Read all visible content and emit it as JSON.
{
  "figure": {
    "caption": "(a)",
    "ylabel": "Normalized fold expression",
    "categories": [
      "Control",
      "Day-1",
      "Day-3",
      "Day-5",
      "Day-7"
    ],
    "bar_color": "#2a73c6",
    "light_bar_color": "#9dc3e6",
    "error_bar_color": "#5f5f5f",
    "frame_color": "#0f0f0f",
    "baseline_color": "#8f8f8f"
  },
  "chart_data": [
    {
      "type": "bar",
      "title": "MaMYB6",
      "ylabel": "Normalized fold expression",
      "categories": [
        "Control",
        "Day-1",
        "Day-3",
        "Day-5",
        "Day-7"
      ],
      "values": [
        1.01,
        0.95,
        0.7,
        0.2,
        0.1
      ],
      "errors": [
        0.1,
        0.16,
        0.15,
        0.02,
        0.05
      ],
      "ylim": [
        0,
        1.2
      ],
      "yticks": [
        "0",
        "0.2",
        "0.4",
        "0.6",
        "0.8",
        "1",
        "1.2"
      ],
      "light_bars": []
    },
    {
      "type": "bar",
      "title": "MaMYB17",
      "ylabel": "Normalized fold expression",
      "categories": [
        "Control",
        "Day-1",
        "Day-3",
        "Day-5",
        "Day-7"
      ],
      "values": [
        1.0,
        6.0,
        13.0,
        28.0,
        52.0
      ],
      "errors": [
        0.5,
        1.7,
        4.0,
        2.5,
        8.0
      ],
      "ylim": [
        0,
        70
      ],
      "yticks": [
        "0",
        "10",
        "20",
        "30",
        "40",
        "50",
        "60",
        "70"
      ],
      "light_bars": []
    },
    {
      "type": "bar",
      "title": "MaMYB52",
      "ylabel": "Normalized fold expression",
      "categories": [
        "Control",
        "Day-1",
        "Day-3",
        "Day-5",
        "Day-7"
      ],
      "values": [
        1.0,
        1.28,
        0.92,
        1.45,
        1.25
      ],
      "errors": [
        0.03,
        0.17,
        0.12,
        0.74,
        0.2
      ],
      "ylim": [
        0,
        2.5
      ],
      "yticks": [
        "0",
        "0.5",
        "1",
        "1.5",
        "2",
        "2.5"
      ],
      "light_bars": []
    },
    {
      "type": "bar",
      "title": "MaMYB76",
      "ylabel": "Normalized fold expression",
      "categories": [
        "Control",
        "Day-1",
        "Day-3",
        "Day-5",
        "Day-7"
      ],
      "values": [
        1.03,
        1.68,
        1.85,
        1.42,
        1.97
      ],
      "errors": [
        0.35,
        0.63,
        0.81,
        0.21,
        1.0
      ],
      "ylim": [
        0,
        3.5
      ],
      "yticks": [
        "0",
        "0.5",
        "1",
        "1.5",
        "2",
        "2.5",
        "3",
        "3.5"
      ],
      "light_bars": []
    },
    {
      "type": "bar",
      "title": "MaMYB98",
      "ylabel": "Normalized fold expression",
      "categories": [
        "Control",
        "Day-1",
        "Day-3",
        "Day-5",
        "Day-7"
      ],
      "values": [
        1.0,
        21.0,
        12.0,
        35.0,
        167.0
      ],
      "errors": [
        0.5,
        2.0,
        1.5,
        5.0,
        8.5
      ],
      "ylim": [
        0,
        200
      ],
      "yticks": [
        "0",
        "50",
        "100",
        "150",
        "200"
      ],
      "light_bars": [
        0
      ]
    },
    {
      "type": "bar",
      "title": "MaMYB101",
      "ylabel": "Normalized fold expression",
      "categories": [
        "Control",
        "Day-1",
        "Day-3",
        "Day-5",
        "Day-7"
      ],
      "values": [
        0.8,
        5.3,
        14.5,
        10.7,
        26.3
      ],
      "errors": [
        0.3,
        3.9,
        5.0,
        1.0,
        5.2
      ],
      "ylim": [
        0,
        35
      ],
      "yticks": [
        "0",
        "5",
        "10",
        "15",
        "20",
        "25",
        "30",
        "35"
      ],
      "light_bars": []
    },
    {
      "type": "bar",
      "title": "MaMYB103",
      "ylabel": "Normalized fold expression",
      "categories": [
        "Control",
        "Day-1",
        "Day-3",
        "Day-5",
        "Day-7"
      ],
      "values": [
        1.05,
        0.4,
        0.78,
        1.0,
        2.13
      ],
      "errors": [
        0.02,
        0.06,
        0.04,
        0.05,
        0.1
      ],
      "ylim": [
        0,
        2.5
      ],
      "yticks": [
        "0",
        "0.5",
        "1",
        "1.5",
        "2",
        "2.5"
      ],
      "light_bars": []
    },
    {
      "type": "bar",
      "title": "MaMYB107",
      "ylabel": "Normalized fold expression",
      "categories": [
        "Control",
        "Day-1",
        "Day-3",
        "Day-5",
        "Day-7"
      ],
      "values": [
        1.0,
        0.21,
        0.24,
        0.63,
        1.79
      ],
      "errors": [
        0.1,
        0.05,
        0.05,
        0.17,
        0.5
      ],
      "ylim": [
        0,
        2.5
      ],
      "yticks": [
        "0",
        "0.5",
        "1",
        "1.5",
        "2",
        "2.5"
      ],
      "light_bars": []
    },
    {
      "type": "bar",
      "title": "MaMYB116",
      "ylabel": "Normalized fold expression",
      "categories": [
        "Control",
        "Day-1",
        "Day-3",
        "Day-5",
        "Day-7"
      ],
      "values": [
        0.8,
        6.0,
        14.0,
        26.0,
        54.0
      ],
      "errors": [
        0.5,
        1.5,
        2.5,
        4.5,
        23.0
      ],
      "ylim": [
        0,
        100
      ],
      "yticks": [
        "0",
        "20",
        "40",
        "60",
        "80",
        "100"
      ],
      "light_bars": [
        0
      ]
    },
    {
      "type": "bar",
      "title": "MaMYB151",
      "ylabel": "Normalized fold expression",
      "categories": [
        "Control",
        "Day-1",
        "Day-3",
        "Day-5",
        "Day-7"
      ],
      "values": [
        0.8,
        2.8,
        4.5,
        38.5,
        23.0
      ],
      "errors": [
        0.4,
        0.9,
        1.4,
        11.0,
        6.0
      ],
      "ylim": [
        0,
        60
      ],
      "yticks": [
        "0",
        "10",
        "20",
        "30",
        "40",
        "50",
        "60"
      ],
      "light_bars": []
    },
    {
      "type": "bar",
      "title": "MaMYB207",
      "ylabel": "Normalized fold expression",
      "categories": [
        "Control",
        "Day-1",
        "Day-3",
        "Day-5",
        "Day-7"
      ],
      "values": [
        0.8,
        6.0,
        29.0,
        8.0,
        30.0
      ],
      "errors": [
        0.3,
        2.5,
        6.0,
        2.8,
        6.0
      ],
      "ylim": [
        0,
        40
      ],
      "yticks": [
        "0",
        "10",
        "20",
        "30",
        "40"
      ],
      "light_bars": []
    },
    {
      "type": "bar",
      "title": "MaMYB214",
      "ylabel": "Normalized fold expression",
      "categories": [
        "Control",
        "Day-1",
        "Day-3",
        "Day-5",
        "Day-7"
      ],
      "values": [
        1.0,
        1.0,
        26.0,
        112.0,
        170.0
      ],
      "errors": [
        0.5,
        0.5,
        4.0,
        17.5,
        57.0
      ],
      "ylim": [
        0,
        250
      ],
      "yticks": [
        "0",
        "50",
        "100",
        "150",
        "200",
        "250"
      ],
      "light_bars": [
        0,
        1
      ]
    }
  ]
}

YOUR GOAL => Take the listing above and write it out again exactly.

RESULT FOR THIS EXERCISE =>
Read all visible content and emit it as JSON.
{
  "figure": {
    "caption": "(a)",
    "ylabel": "Normalized fold expression",
    "categories": [
      "Control",
      "Day-1",
      "Day-3",
      "Day-5",
      "Day-7"
    ],
    "bar_color": "#2a73c6",
    "light_bar_color": "#9dc3e6",
    "error_bar_color": "#5f5f5f",
    "frame_color": "#0f0f0f",
    "baseline_color": "#8f8f8f"
  },
  "chart_data": [
    {
      "type": "bar",
      "title": "MaMYB6",
      "ylabel": "Normalized fold expression",
      "categories": [
        "Control",
        "Day-1",
        "Day-3",
        "Day-5",
        "Day-7"
      ],
      "values": [
        1.01,
        0.95,
        0.7,
        0.2,
        0.1
      ],
      "errors": [
        0.1,
        0.16,
        0.15,
        0.02,
        0.05
      ],
      "ylim": [
        0,
        1.2
      ],
      "yticks": [
        "0",
        "0.2",
        "0.4",
        "0.6",
        "0.8",
        "1",
        "1.2"
      ],
      "light_bars": []
    },
    {
      "type": "bar",
      "title": "MaMYB17",
      "ylabel": "Normalized fold expression",
      "categories": [
        "Control",
        "Day-1",
        "Day-3",
        "Day-5",
        "Day-7"
      ],
      "values": [
        1.0,
        6.0,
        13.0,
        28.0,
        52.0
      ],
      "errors": [
        0.5,
        1.7,
        4.0,
        2.5,
        8.0
      ],
      "ylim": [
        0,
        70
      ],
      "yticks": [
        "0",
        "10",
        "20",
        "30",
        "40",
        "50",
        "60",
        "70"
      ],
      "light_bars": []
    },
    {
      "type": "bar",
      "title": "MaMYB52",
      "ylabel": "Normalized fold expression",
      "categories": [
        "Control",
        "Day-1",
        "Day-3",
        "Day-5",
        "Day-7"
      ],
      "values": [
        1.0,
        1.28,
        0.92,
        1.45,
        1.25
      ],
      "errors": [
        0.03,
        0.17,
        0.12,
        0.74,
        0.2
      ],
      "ylim": [
        0,
        2.5
      ],
      "yticks": [
        "0",
        "0.5",
        "1",
        "1.5",
        "2",
        "2.5"
      ],
      "light_bars": []
    },
    {
      "type": "bar",
      "title": "MaMYB76",
      "ylabel": "Normalized fold expression",
      "categories": [
        "Control",
        "Day-1",
        "Day-3",
        "Day-5",
        "Day-7"
      ],
      "values": [
        1.03,
        1.68,
        1.85,
        1.42,
        1.97
      ],
      "errors": [
        0.35,
        0.63,
        0.81,
        0.21,
        1.0
      ],
      "ylim": [
        0,
        3.5
      ],
      "yticks": [
        "0",
        "0.5",
        "1",
        "1.5",
        "2",
        "2.5",
        "3",
        "3.5"
      ],
      "light_bars": []
    },
    {
      "type": "bar",
      "title": "MaMYB98",
      "ylabel": "Normalized fold expression",
      "categories": [
        "Control",
        "Day-1",
        "Day-3",
        "Day-5",
        "Day-7"
      ],
      "values": [
        1.0,
        21.0,
        12.0,
        35.0,
        167.0
      ],
      "errors": [
        0.5,
        2.0,
        1.5,
        5.0,
        8.5
      ],
      "ylim": [
        0,
        200
      ],
      "yticks": [
        "0",
        "50",
        "100",
        "150",
        "200"
      ],
      "light_bars": [
        0
      ]
    },
    {
      "type": "bar",
      "title": "MaMYB101",
      "ylabel": "Normalized fold expression",
      "categories": [
        "Control",
        "Day-1",
        "Day-3",
        "Day-5",
        "Day-7"
      ],
      "values": [
        0.8,
        5.3,
        14.5,
        10.7,
        26.3
      ],
      "errors": [
        0.3,
        3.9,
        5.0,
        1.0,
        5.2
      ],
      "ylim": [
        0,
        35
      ],
      "yticks": [
        "0",
        "5",
        "10",
        "15",
        "20",
        "25",
        "30",
        "35"
      ],
      "light_bars": []
    },
    {
      "type": "bar",
      "title": "MaMYB103",
      "ylabel": "Normalized fold expression",
      "categories": [
        "Control",
        "Day-1",
        "Day-3",
        "Day-5",
        "Day-7"
      ],
      "values": [
        1.05,
        0.4,
        0.78,
        1.0,
        2.13
      ],
      "errors": [
        0.02,
        0.06,
        0.04,
        0.05,
        0.1
      ],
      "ylim": [
        0,
        2.5
      ],
      "yticks": [
        "0",
        "0.5",
        "1",
        "1.5",
        "2",
        "2.5"
      ],
      "light_bars": []
    },
    {
      "type": "bar",
      "title": "MaMYB107",
      "ylabel": "Normalized fold expression",
      "categories": [
        "Control",
        "Day-1",
        "Day-3",
        "Day-5",
        "Day-7"
      ],
      "values": [
        1.0,
        0.21,
        0.24,
        0.63,
        1.79
      ],
      "errors": [
        0.1,
        0.05,
        0.05,
        0.17,
        0.5
      ],
      "ylim": [
        0,
        2.5
      ],
      "yticks": [
        "0",
        "0.5",
        "1",
        "1.5",
        "2",
        "2.5"
      ],
      "light_bars": []
    },
    {
      "type": "bar",
      "title": "MaMYB116",
      "ylabel": "Normalized fold expression",
      "categories": [
        "Control",
        "Day-1",
        "Day-3",
        "Day-5",
        "Day-7"
      ],
      "values": [
        0.8,
        6.0,
        14.0,
        26.0,
        54.0
      ],
      "errors": [
        0.5,
        1.5,
        2.5,
        4.5,
        23.0
      ],
      "ylim": [
        0,
        100
      ],
      "yticks": [
        "0",
        "20",
        "40",
        "60",
        "80",
        "100"
      ],
      "light_bars": [
        0
      ]
    },
    {
      "type": "bar",
      "title": "MaMYB151",
      "ylabel": "Normalized fold expression",
      "categories": [
        "Control",
        "Day-1",
        "Day-3",
        "Day-5",
        "Day-7"
      ],
      "values": [
        0.8,
        2.8,
        4.5,
        38.5,
        23.0
      ],
      "errors": [
        0.4,
        0.9,
        1.4,
        11.0,
        6.0
      ],
      "ylim": [
        0,
        60
      ],
      "yticks": [
        "0",
        "10",
        "20",
        "30",
        "40",
        "50",
        "60"
      ],
      "light_bars": []
    },
    {
      "type": "bar",
      "title": "MaMYB207",
      "ylabel": "Normalized fold expression",
      "categories": [
        "Control",
        "Day-1",
        "Day-3",
        "Day-5",
        "Day-7"
      ],
      "values": [
        0.8,
        6.0,
        29.0,
        8.0,
        30.0
      ],
      "errors": [
        0.3,
        2.5,
        6.0,
        2.8,
        6.0
      ],
      "ylim": [
        0,
        40
      ],
      "yticks": [
        "0",
        "10",
        "20",
        "30",
        "40"
      ],
      "light_bars": []
    },
    {
      "type": "bar",
      "title": "MaMYB214",
      "ylabel": "Normalized fold expression",
      "categories": [
        "Control",
        "Day-1",
        "Day-3",
        "Day-5",
        "Day-7"
      ],
      "values": [
        1.0,
        1.0,
        26.0,
        112.0,
        170.0
      ],
      "errors": [
        0.5,
        0.5,
        4.0,
        17.5,
        57.0
      ],
      "ylim": [
        0,
        250
      ],
      "yticks": [
        "0",
        "50",
        "100",
        "150",
        "200",
        "250"
      ],
      "light_bars": [
        0,
        1
      ]
    }
  ]
}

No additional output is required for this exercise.